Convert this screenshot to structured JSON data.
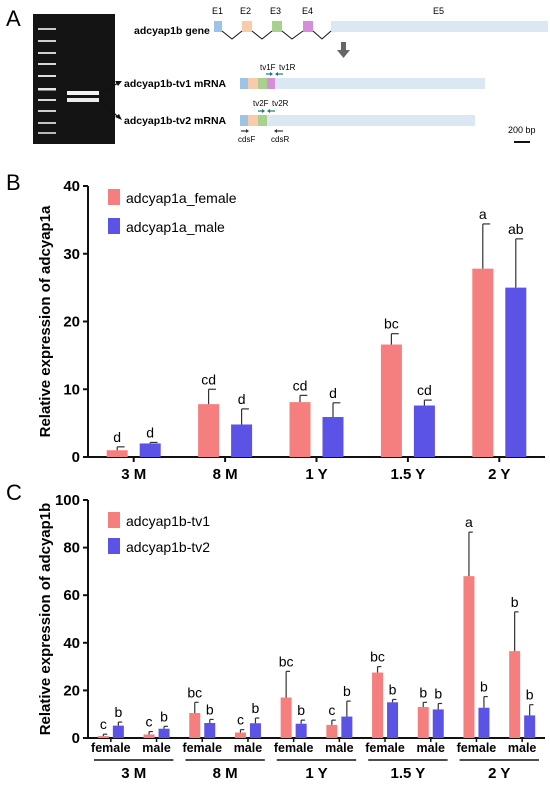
{
  "panels": {
    "a": {
      "letter": "A"
    },
    "b": {
      "letter": "B"
    },
    "c": {
      "letter": "C"
    }
  },
  "colors": {
    "female": "#f57f7f",
    "male": "#5b52e6",
    "exon_e1": "#9dc3e6",
    "exon_e2": "#f8cbad",
    "exon_e3": "#a9d18e",
    "exon_e4": "#d68ed8",
    "exon_e5": "#dbe7f3",
    "gel_bg": "#141414",
    "arrow_green": "#1a7a6a",
    "arrow_dark": "#333333"
  },
  "gene_diagram": {
    "gene_label": "adcyap1b gene",
    "exons": [
      "E1",
      "E2",
      "E3",
      "E4",
      "E5"
    ],
    "tv1_label": "adcyap1b-tv1 mRNA",
    "tv2_label": "adcyap1b-tv2 mRNA",
    "tv1_primers": [
      "tv1F",
      "tv1R"
    ],
    "tv2_primers": [
      "tv2F",
      "tv2R"
    ],
    "cds_primers": [
      "cdsF",
      "cdsR"
    ],
    "scale_label": "200 bp"
  },
  "chart_data": [
    {
      "type": "bar",
      "title": "",
      "ylabel": "Relative expression of adcyap1a",
      "ylim": [
        0,
        40
      ],
      "yticks": [
        "0",
        "10",
        "20",
        "30",
        "40"
      ],
      "categories": [
        "3 M",
        "8 M",
        "1 Y",
        "1.5 Y",
        "2 Y"
      ],
      "legend": "top-left",
      "series": [
        {
          "name": "adcyap1a_female",
          "values": [
            1.0,
            7.8,
            8.1,
            16.6,
            27.8
          ],
          "errors": [
            0.5,
            2.2,
            1.0,
            1.6,
            6.6
          ],
          "labels": [
            "d",
            "cd",
            "cd",
            "bc",
            "a"
          ]
        },
        {
          "name": "adcyap1a_male",
          "values": [
            2.0,
            4.8,
            5.9,
            7.6,
            25.0
          ],
          "errors": [
            0.15,
            2.3,
            2.1,
            0.8,
            7.2
          ],
          "labels": [
            "d",
            "d",
            "d",
            "cd",
            "ab"
          ]
        }
      ]
    },
    {
      "type": "bar",
      "title": "",
      "ylabel": "Relative expression of adcyap1b",
      "ylim": [
        0,
        100
      ],
      "yticks": [
        "0",
        "20",
        "40",
        "60",
        "80",
        "100"
      ],
      "groups": [
        "3 M",
        "8 M",
        "1 Y",
        "1.5 Y",
        "2 Y"
      ],
      "sexes": [
        "female",
        "male"
      ],
      "legend": "top-left",
      "series": [
        {
          "name": "adcyap1b-tv1",
          "values": [
            0.8,
            1.5,
            10.5,
            2.3,
            17.0,
            5.5,
            27.5,
            13.0,
            68.0,
            36.5
          ],
          "errors": [
            0.8,
            1.2,
            4.5,
            1.2,
            11.0,
            2.0,
            2.5,
            2.0,
            18.5,
            16.5
          ],
          "labels": [
            "c",
            "c",
            "bc",
            "c",
            "bc",
            "c",
            "bc",
            "b",
            "a",
            "b"
          ]
        },
        {
          "name": "adcyap1b-tv2",
          "values": [
            5.2,
            3.9,
            6.3,
            6.2,
            6.0,
            9.0,
            15.0,
            12.0,
            12.7,
            9.5
          ],
          "errors": [
            1.5,
            1.0,
            1.5,
            2.2,
            1.5,
            6.5,
            1.2,
            2.5,
            4.7,
            4.5
          ],
          "labels": [
            "b",
            "b",
            "b",
            "b",
            "b",
            "b",
            "b",
            "b",
            "b",
            "b"
          ]
        }
      ]
    }
  ]
}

========

Omitting all images, print the listing exactly.

Convert this screenshot to structured JSON data.
{
  "panels": {
    "a": {
      "letter": "A"
    },
    "b": {
      "letter": "B"
    },
    "c": {
      "letter": "C"
    }
  },
  "colors": {
    "female": "#f57f7f",
    "male": "#5b52e6",
    "exon_e1": "#9dc3e6",
    "exon_e2": "#f8cbad",
    "exon_e3": "#a9d18e",
    "exon_e4": "#d68ed8",
    "exon_e5": "#dbe7f3",
    "gel_bg": "#141414",
    "arrow_green": "#1a7a6a",
    "arrow_dark": "#333333"
  },
  "gene_diagram": {
    "gene_label": "adcyap1b gene",
    "exons": [
      "E1",
      "E2",
      "E3",
      "E4",
      "E5"
    ],
    "tv1_label": "adcyap1b-tv1 mRNA",
    "tv2_label": "adcyap1b-tv2 mRNA",
    "tv1_primers": [
      "tv1F",
      "tv1R"
    ],
    "tv2_primers": [
      "tv2F",
      "tv2R"
    ],
    "cds_primers": [
      "cdsF",
      "cdsR"
    ],
    "scale_label": "200 bp"
  },
  "chart_data": [
    {
      "type": "bar",
      "title": "",
      "ylabel": "Relative expression of adcyap1a",
      "ylim": [
        0,
        40
      ],
      "yticks": [
        "0",
        "10",
        "20",
        "30",
        "40"
      ],
      "categories": [
        "3 M",
        "8 M",
        "1 Y",
        "1.5 Y",
        "2 Y"
      ],
      "legend": "top-left",
      "series": [
        {
          "name": "adcyap1a_female",
          "values": [
            1.0,
            7.8,
            8.1,
            16.6,
            27.8
          ],
          "errors": [
            0.5,
            2.2,
            1.0,
            1.6,
            6.6
          ],
          "labels": [
            "d",
            "cd",
            "cd",
            "bc",
            "a"
          ]
        },
        {
          "name": "adcyap1a_male",
          "values": [
            2.0,
            4.8,
            5.9,
            7.6,
            25.0
          ],
          "errors": [
            0.15,
            2.3,
            2.1,
            0.8,
            7.2
          ],
          "labels": [
            "d",
            "d",
            "d",
            "cd",
            "ab"
          ]
        }
      ]
    },
    {
      "type": "bar",
      "title": "",
      "ylabel": "Relative expression of adcyap1b",
      "ylim": [
        0,
        100
      ],
      "yticks": [
        "0",
        "20",
        "40",
        "60",
        "80",
        "100"
      ],
      "groups": [
        "3 M",
        "8 M",
        "1 Y",
        "1.5 Y",
        "2 Y"
      ],
      "sexes": [
        "female",
        "male"
      ],
      "legend": "top-left",
      "series": [
        {
          "name": "adcyap1b-tv1",
          "values": [
            0.8,
            1.5,
            10.5,
            2.3,
            17.0,
            5.5,
            27.5,
            13.0,
            68.0,
            36.5
          ],
          "errors": [
            0.8,
            1.2,
            4.5,
            1.2,
            11.0,
            2.0,
            2.5,
            2.0,
            18.5,
            16.5
          ],
          "labels": [
            "c",
            "c",
            "bc",
            "c",
            "bc",
            "c",
            "bc",
            "b",
            "a",
            "b"
          ]
        },
        {
          "name": "adcyap1b-tv2",
          "values": [
            5.2,
            3.9,
            6.3,
            6.2,
            6.0,
            9.0,
            15.0,
            12.0,
            12.7,
            9.5
          ],
          "errors": [
            1.5,
            1.0,
            1.5,
            2.2,
            1.5,
            6.5,
            1.2,
            2.5,
            4.7,
            4.5
          ],
          "labels": [
            "b",
            "b",
            "b",
            "b",
            "b",
            "b",
            "b",
            "b",
            "b",
            "b"
          ]
        }
      ]
    }
  ]
}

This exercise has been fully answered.